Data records
Start

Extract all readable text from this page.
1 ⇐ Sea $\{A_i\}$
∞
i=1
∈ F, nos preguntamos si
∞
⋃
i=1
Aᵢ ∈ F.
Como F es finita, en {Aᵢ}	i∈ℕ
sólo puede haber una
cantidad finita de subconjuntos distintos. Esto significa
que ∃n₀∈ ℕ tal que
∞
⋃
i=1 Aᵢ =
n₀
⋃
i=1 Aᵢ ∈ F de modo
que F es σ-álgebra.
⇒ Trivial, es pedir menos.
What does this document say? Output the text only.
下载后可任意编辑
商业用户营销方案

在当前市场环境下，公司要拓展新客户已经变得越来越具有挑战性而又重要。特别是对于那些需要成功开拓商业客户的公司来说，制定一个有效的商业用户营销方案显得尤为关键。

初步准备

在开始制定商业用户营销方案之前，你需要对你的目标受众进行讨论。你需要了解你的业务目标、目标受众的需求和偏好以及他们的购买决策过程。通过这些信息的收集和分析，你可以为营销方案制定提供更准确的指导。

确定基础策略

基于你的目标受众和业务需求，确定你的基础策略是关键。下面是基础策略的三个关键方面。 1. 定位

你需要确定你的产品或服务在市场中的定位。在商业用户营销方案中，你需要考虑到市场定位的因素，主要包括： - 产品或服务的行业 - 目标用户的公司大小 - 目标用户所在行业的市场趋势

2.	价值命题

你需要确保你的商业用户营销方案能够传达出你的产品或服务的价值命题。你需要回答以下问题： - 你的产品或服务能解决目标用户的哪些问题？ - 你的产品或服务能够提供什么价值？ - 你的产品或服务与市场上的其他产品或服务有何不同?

End

_Problem requirements_: Report all lines of the material that contain the word "finita".

_Answer to the exercise_:
Como F es finita, en {Aᵢ}	i∈ℕ
cantidad finita de subconjuntos distintos. Esto significa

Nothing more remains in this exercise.